[Data provided]
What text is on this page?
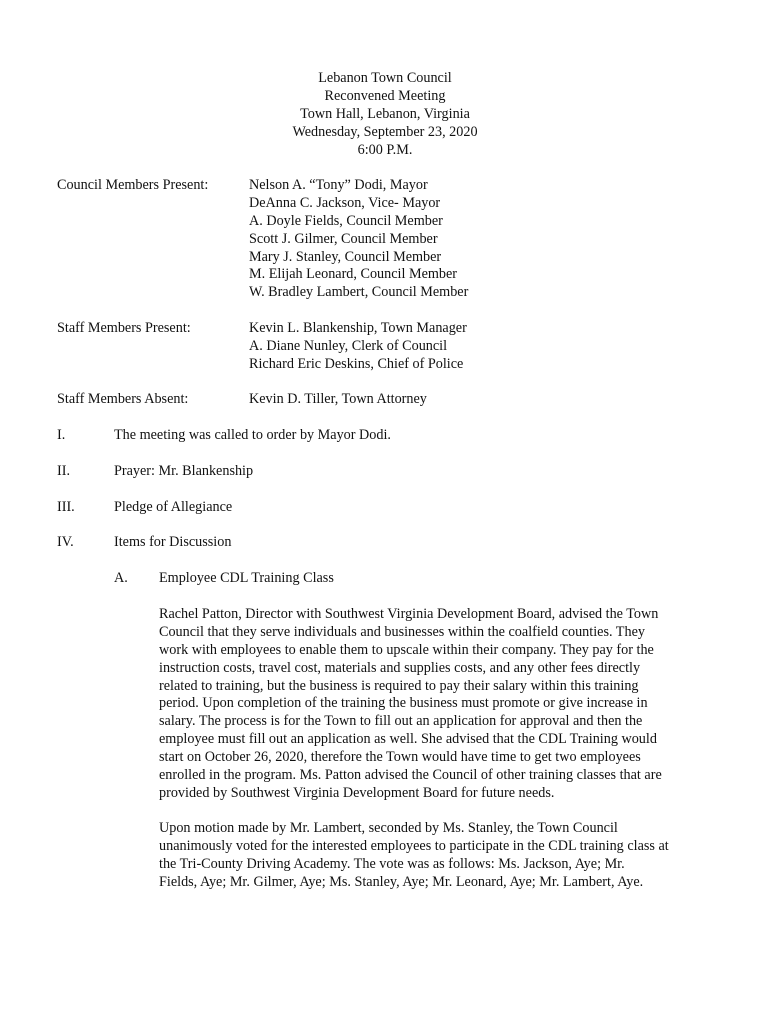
Lebanon Town Council
Reconvened Meeting
Town Hall, Lebanon, Virginia
Wednesday, September 23, 2020
6:00 P.M.
Council Members Present:	Nelson A. “Tony” Dodi, Mayor
DeAnna C. Jackson, Vice- Mayor
A. Doyle Fields, Council Member
Scott J. Gilmer, Council Member
Mary J. Stanley, Council Member
M. Elijah Leonard, Council Member
W. Bradley Lambert, Council Member
Staff Members Present:	Kevin L. Blankenship, Town Manager
A. Diane Nunley, Clerk of Council
Richard Eric Deskins, Chief of Police
Staff Members Absent:	Kevin D. Tiller, Town Attorney
I.	The meeting was called to order by Mayor Dodi.
II.	Prayer: Mr. Blankenship
III.	Pledge of Allegiance
IV.	Items for Discussion
A.	Employee CDL Training Class
Rachel Patton, Director with Southwest Virginia Development Board, advised the Town
Council that they serve individuals and businesses within the coalfield counties. They
work with employees to enable them to upscale within their company. They pay for the
instruction costs, travel cost, materials and supplies costs, and any other fees directly
related to training, but the business is required to pay their salary within this training
period. Upon completion of the training the business must promote or give increase in
salary. The process is for the Town to fill out an application for approval and then the
employee must fill out an application as well. She advised that the CDL Training would
start on October 26, 2020, therefore the Town would have time to get two employees
enrolled in the program. Ms. Patton advised the Council of other training classes that are
provided by Southwest Virginia Development Board for future needs.
Upon motion made by Mr. Lambert, seconded by Ms. Stanley, the Town Council
unanimously voted for the interested employees to participate in the CDL training class at
the Tri-County Driving Academy. The vote was as follows: Ms. Jackson, Aye; Mr.
Fields, Aye; Mr. Gilmer, Aye; Ms. Stanley, Aye; Mr. Leonard, Aye; Mr. Lambert, Aye.
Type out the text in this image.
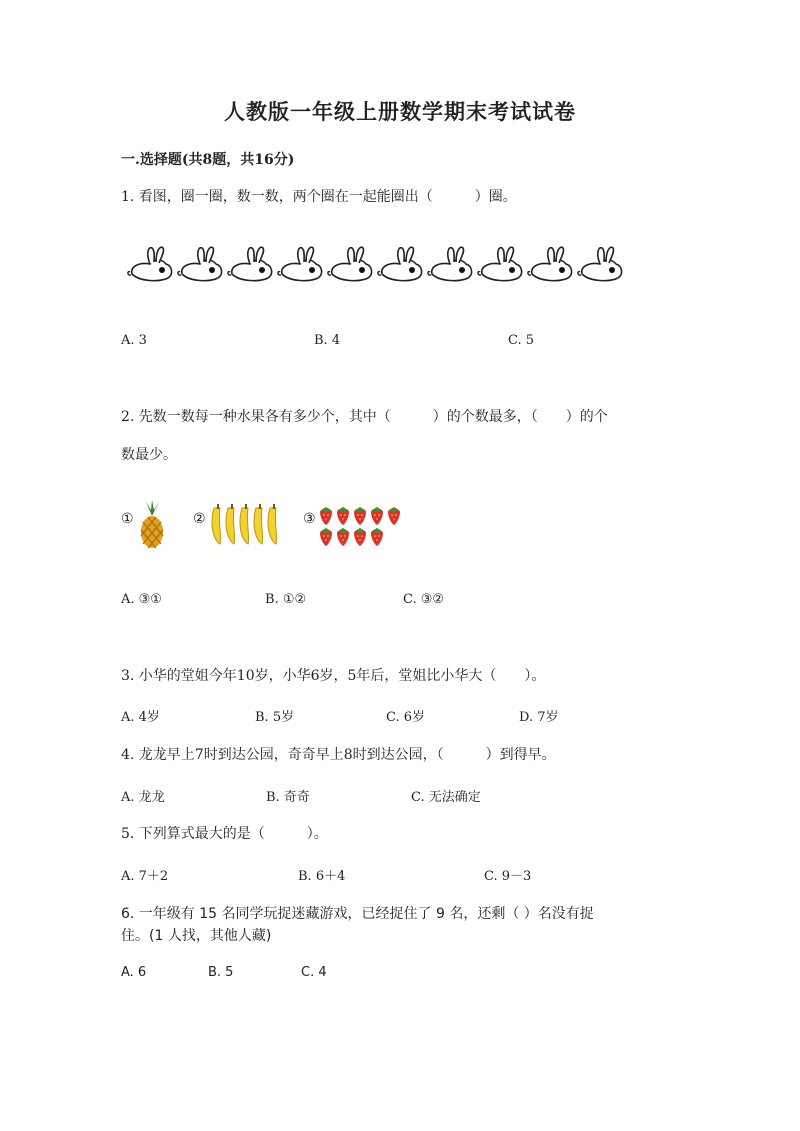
人教版一年级上册数学期末考试试卷
一.选择题(共8题，共16分)
1. 看图，圈一圈，数一数，两个圈在一起能圈出（　　　）圈。
A. 3	B. 4	C. 5
2. 先数一数每一种水果各有多少个，其中（　　　）的个数最多，（　　）的个
数最少。
①	②	③
A. ③①	B. ①②	C. ③②
3. 小华的堂姐今年10岁，小华6岁，5年后，堂姐比小华大（　　）。
A. 4岁	B. 5岁	C. 6岁	D. 7岁
4. 龙龙早上7时到达公园，奇奇早上8时到达公园，（　　　）到得早。
A. 龙龙	B. 奇奇	C. 无法确定
5. 下列算式最大的是（　　　）。
A. 7＋2	B. 6＋4	C. 9－3
6. 一年级有 15 名同学玩捉迷藏游戏，已经捉住了 9 名，还剩（ ）名没有捉
住。(1 人找，其他人藏)
A. 6	B. 5	C. 4
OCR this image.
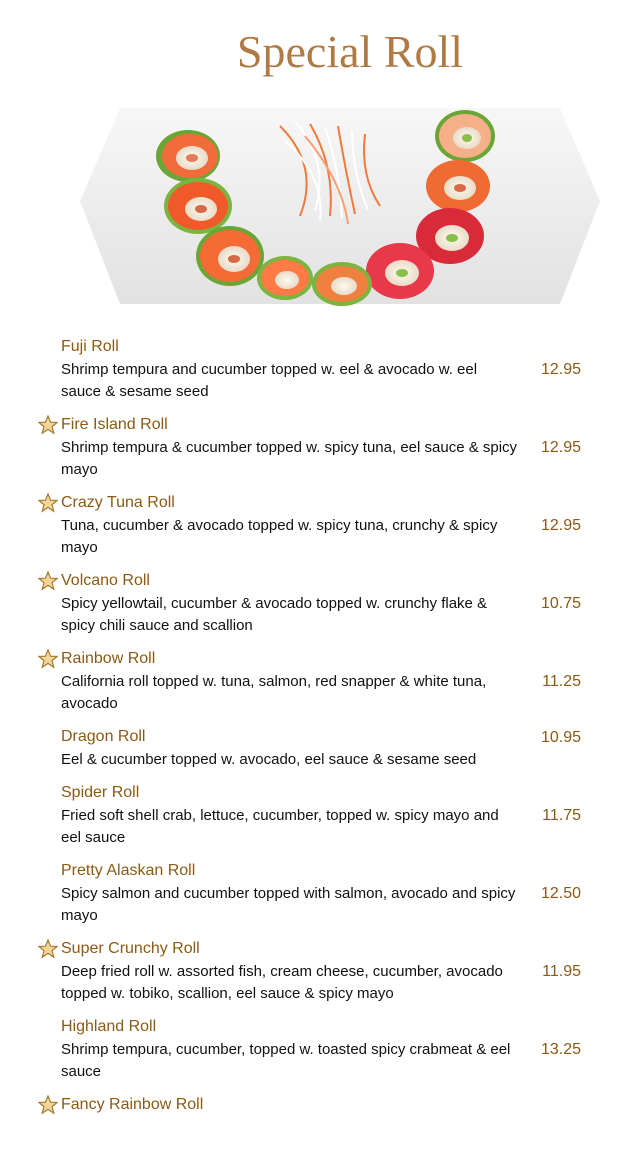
Special Roll
Fuji Roll
Shrimp tempura and cucumber topped w. eel & avocado w. eel sauce & sesame seed
12.95
Fire Island Roll
Shrimp tempura & cucumber topped w. spicy tuna, eel sauce & spicy mayo
12.95
Crazy Tuna Roll
Tuna, cucumber & avocado topped w. spicy tuna, crunchy & spicy mayo
12.95
Volcano Roll
Spicy yellowtail, cucumber & avocado topped w. crunchy flake & spicy chili sauce and scallion
10.75
Rainbow Roll
California roll topped w. tuna, salmon, red snapper & white tuna, avocado
11.25
Dragon Roll
Eel & cucumber topped w. avocado, eel sauce & sesame seed
10.95
Spider Roll
Fried soft shell crab, lettuce, cucumber, topped w. spicy mayo and eel sauce
11.75
Pretty Alaskan Roll
Spicy salmon and cucumber topped with salmon, avocado and spicy mayo
12.50
Super Crunchy Roll
Deep fried roll w. assorted fish, cream cheese, cucumber, avocado topped w. tobiko, scallion, eel sauce & spicy mayo
11.95
Highland Roll
Shrimp tempura, cucumber, topped w. toasted spicy crabmeat & eel sauce
13.25
Fancy Rainbow Roll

[What you will do]
Set down every record once more, word for word, without pictures.

[Problem solution]
What text is on this page?
Lebanon Town Council
Reconvened Meeting
Town Hall, Lebanon, Virginia
Wednesday, September 23, 2020
6:00 P.M.
Council Members Present:	Nelson A. “Tony” Dodi, Mayor
DeAnna C. Jackson, Vice- Mayor
A. Doyle Fields, Council Member
Scott J. Gilmer, Council Member
Mary J. Stanley, Council Member
M. Elijah Leonard, Council Member
W. Bradley Lambert, Council Member
Staff Members Present:	Kevin L. Blankenship, Town Manager
A. Diane Nunley, Clerk of Council
Richard Eric Deskins, Chief of Police
Staff Members Absent:	Kevin D. Tiller, Town Attorney
I.	The meeting was called to order by Mayor Dodi.
II.	Prayer: Mr. Blankenship
III.	Pledge of Allegiance
IV.	Items for Discussion
A.	Employee CDL Training Class
Rachel Patton, Director with Southwest Virginia Development Board, advised the Town
Council that they serve individuals and businesses within the coalfield counties. They
work with employees to enable them to upscale within their company. They pay for the
instruction costs, travel cost, materials and supplies costs, and any other fees directly
related to training, but the business is required to pay their salary within this training
period. Upon completion of the training the business must promote or give increase in
salary. The process is for the Town to fill out an application for approval and then the
employee must fill out an application as well. She advised that the CDL Training would
start on October 26, 2020, therefore the Town would have time to get two employees
enrolled in the program. Ms. Patton advised the Council of other training classes that are
provided by Southwest Virginia Development Board for future needs.
Upon motion made by Mr. Lambert, seconded by Ms. Stanley, the Town Council
unanimously voted for the interested employees to participate in the CDL training class at
the Tri-County Driving Academy. The vote was as follows: Ms. Jackson, Aye; Mr.
Fields, Aye; Mr. Gilmer, Aye; Ms. Stanley, Aye; Mr. Leonard, Aye; Mr. Lambert, Aye.
Type out the text in this image.
人教版一年级上册数学期末考试试卷
一.选择题(共8题，共16分)
1. 看图，圈一圈，数一数，两个圈在一起能圈出（　　　）圈。
A. 3	B. 4	C. 5
2. 先数一数每一种水果各有多少个，其中（　　　）的个数最多，（　　）的个
数最少。
①	②	③
A. ③①	B. ①②	C. ③②
3. 小华的堂姐今年10岁，小华6岁，5年后，堂姐比小华大（　　）。
A. 4岁	B. 5岁	C. 6岁	D. 7岁
4. 龙龙早上7时到达公园，奇奇早上8时到达公园，（　　　）到得早。
A. 龙龙	B. 奇奇	C. 无法确定
5. 下列算式最大的是（　　　）。
A. 7＋2	B. 6＋4	C. 9－3
6. 一年级有 15 名同学玩捉迷藏游戏，已经捉住了 9 名，还剩（ ）名没有捉
住。(1 人找，其他人藏)
A. 6	B. 5	C. 4
OCR this image.
Special Roll
Fuji Roll
Shrimp tempura and cucumber topped w. eel & avocado w. eel sauce & sesame seed
12.95
Fire Island Roll
Shrimp tempura & cucumber topped w. spicy tuna, eel sauce & spicy mayo
12.95
Crazy Tuna Roll
Tuna, cucumber & avocado topped w. spicy tuna, crunchy & spicy mayo
12.95
Volcano Roll
Spicy yellowtail, cucumber & avocado topped w. crunchy flake & spicy chili sauce and scallion
10.75
Rainbow Roll
California roll topped w. tuna, salmon, red snapper & white tuna, avocado
11.25
Dragon Roll
Eel & cucumber topped w. avocado, eel sauce & sesame seed
10.95
Spider Roll
Fried soft shell crab, lettuce, cucumber, topped w. spicy mayo and eel sauce
11.75
Pretty Alaskan Roll
Spicy salmon and cucumber topped with salmon, avocado and spicy mayo
12.50
Super Crunchy Roll
Deep fried roll w. assorted fish, cream cheese, cucumber, avocado topped w. tobiko, scallion, eel sauce & spicy mayo
11.95
Highland Roll
Shrimp tempura, cucumber, topped w. toasted spicy crabmeat & eel sauce
13.25
Fancy Rainbow Roll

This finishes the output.